Collected data entries
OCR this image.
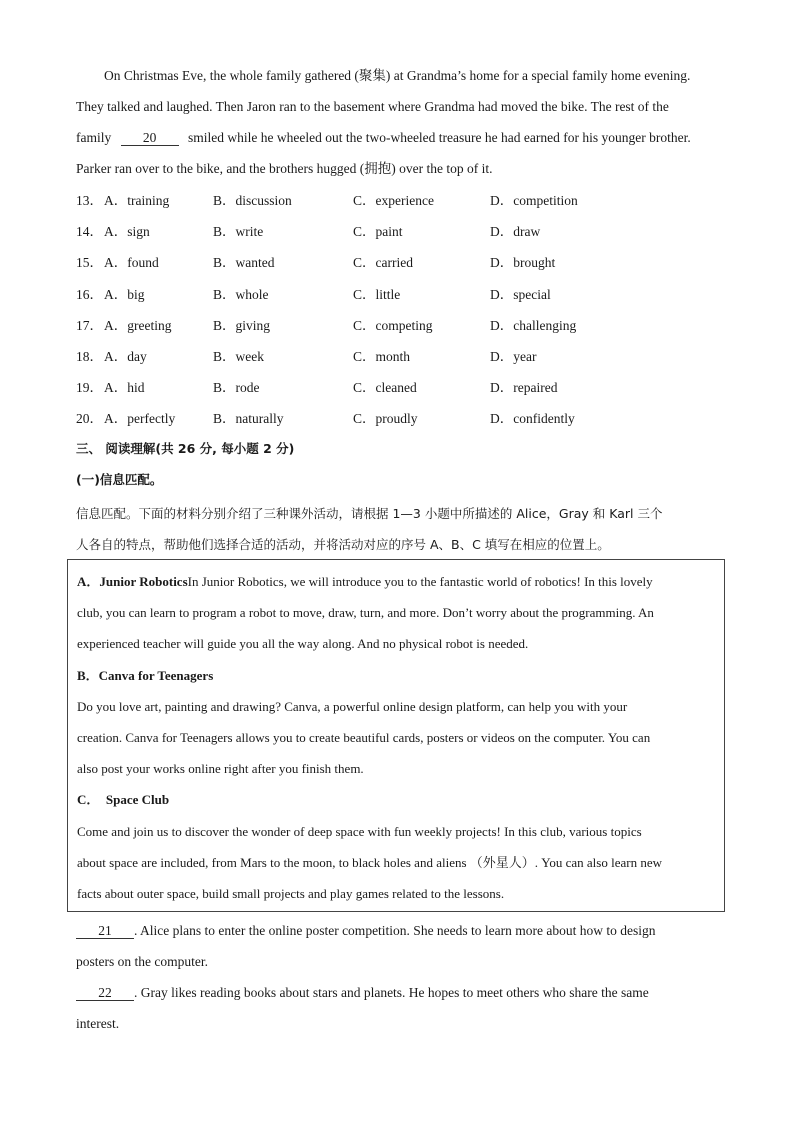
On Christmas Eve, the whole family gathered (聚集) at Grandma’s home for a special family home evening.

They talked and laughed. Then Jaron ran to the basement where Grandma had moved the bike. The rest of the

family 20 smiled while he wheeled out the two-wheeled treasure he had earned for his younger brother.

Parker ran over to the bike, and the brothers hugged (拥抱) over the top of it.

13． A．training	B．discussion	C．experience	D．competition
14． A．sign	B．write	C．paint	D．draw
15． A．found	B．wanted	C．carried	D．brought
16． A．big	B．whole	C．little	D．special
17． A．greeting	B．giving	C．competing	D．challenging
18． A．day	B．week	C．month	D．year
19． A．hid	B．rode	C．cleaned	D．repaired
20． A．perfectly	B．naturally	C．proudly	D．confidently
三、 阅读理解(共 26 分, 每小题 2 分)
(一)信息匹配。

信息匹配。下面的材料分别介绍了三种课外活动，请根据 1—3 小题中所描述的 Alice，Gray 和 Karl 三个

人各自的特点，帮助他们选择合适的活动，并将活动对应的序号 A、B、C 填写在相应的位置上。

A．Junior RoboticsIn Junior Robotics, we will introduce you to the fantastic world of robotics! In this lovely

club, you can learn to program a robot to move, draw, turn, and more. Don’t worry about the programming. An

experienced teacher will guide you all the way along. And no physical robot is needed.

B．Canva for Teenagers

Do you love art, painting and drawing? Canva, a powerful online design platform, can help you with your

creation. Canva for Teenagers allows you to create beautiful cards, posters or videos on the computer. You can

also post your works online right after you finish them.

C．  Space Club

Come and join us to discover the wonder of deep space with fun weekly projects! In this club, various topics

about space are included, from Mars to the moon, to black holes and aliens （外星人）. You can also learn new

facts about outer space, build small projects and play games related to the lessons.

21 . Alice plans to enter the online poster competition. She needs to learn more about how to design

posters on the computer.

22 . Gray likes reading books about stars and planets. He hopes to meet others who share the same

interest.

*TASK OBJECTIVE:* Return every line from the records above that holds the word "your".

*REPLY TO THE TASK:*
Do you love art, painting and drawing? Canva, a powerful online design platform, can help you with your
also post your works online right after you finish them.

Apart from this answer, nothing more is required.